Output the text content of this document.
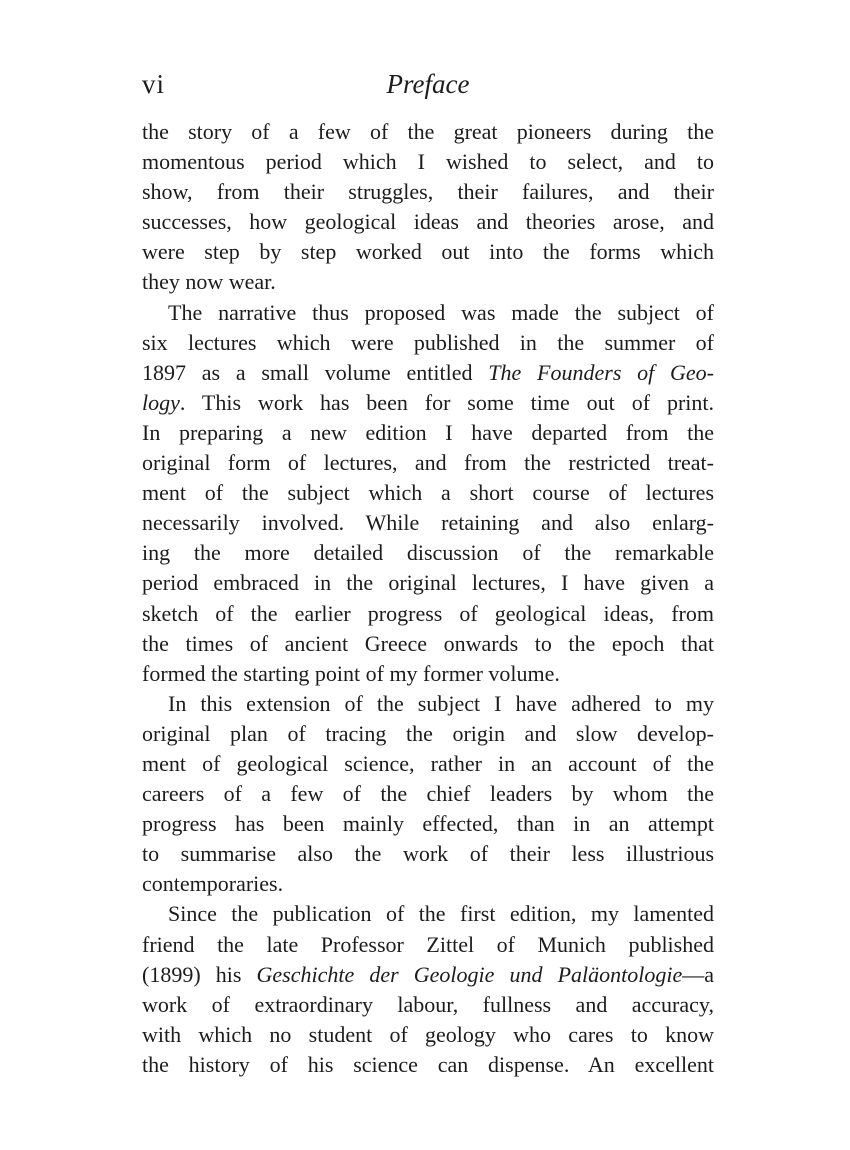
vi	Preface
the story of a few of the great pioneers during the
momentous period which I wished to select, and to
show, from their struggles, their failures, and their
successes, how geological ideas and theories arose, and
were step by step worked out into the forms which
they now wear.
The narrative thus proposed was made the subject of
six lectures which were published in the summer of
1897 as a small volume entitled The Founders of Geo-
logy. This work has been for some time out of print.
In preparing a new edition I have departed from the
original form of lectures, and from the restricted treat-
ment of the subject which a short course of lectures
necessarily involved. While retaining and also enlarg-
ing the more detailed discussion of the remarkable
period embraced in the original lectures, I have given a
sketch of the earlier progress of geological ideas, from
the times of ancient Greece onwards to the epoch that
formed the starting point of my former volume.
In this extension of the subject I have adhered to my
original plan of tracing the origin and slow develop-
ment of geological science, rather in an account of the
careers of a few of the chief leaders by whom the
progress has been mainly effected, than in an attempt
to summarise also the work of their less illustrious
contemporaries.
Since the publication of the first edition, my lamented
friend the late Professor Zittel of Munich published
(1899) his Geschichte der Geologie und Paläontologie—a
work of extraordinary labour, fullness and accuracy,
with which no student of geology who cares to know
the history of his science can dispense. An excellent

● Written instruction
Report every line containing the word "also" from the listing above.

● The response
necessarily involved. While retaining and also enlarg-
to summarise also the work of their less illustrious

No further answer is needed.